>> START DATA TO PROCESS
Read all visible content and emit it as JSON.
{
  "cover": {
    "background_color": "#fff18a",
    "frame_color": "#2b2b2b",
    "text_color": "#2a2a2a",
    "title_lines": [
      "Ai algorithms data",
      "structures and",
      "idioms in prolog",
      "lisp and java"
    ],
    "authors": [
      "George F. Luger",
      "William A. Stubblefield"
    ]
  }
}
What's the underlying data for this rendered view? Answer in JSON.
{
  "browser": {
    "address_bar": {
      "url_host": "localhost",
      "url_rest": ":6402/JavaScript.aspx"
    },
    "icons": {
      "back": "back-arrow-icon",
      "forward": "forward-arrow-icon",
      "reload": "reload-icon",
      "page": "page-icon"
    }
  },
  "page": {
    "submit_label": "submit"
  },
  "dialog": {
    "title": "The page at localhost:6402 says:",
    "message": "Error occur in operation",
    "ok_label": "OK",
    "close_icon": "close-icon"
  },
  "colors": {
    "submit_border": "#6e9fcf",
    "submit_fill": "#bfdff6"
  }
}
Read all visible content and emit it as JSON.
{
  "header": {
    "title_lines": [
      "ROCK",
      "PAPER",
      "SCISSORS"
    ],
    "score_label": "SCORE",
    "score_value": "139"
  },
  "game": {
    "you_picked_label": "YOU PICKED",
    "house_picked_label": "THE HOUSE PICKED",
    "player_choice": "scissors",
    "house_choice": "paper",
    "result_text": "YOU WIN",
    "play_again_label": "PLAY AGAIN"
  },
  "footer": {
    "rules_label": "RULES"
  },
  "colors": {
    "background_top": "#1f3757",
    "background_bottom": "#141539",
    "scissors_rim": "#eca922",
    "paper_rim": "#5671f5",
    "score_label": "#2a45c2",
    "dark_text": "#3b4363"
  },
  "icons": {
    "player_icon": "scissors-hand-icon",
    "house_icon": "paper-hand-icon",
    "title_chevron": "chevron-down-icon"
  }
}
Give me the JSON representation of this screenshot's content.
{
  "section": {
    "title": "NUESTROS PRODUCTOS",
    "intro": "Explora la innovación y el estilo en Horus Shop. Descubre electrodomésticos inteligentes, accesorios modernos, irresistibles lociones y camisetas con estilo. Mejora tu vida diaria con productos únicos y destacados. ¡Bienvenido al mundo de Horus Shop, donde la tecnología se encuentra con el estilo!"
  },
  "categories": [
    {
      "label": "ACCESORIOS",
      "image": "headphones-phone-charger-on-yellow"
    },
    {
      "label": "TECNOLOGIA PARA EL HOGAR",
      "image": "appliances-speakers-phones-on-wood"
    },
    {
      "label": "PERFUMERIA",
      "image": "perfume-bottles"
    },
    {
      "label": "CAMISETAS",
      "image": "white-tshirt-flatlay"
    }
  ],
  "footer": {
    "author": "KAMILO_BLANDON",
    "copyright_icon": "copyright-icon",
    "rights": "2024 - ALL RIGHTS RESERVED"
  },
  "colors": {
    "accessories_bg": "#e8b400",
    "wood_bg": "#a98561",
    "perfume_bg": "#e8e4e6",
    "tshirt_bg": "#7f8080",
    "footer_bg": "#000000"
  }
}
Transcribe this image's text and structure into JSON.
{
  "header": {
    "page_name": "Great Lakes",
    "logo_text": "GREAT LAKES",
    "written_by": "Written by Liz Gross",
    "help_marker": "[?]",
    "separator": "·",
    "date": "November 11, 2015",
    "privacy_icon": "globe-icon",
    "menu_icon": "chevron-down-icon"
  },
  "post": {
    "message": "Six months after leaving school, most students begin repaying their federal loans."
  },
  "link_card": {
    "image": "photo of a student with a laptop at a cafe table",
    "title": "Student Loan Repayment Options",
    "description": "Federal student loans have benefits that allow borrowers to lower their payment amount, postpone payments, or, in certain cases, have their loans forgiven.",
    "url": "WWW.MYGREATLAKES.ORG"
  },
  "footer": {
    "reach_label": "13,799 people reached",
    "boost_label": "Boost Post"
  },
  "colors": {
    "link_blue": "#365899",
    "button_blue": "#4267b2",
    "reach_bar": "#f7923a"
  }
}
>> END DATA TO PROCESS
* **WRITTEN TASK**
Find every line above that contains the word "this", and return each one.

* **RESPONSE**
What's the underlying data for this rendered view? Answer in JSON.
Give me the JSON representation of this screenshot's content.
Transcribe this image's text and structure into JSON.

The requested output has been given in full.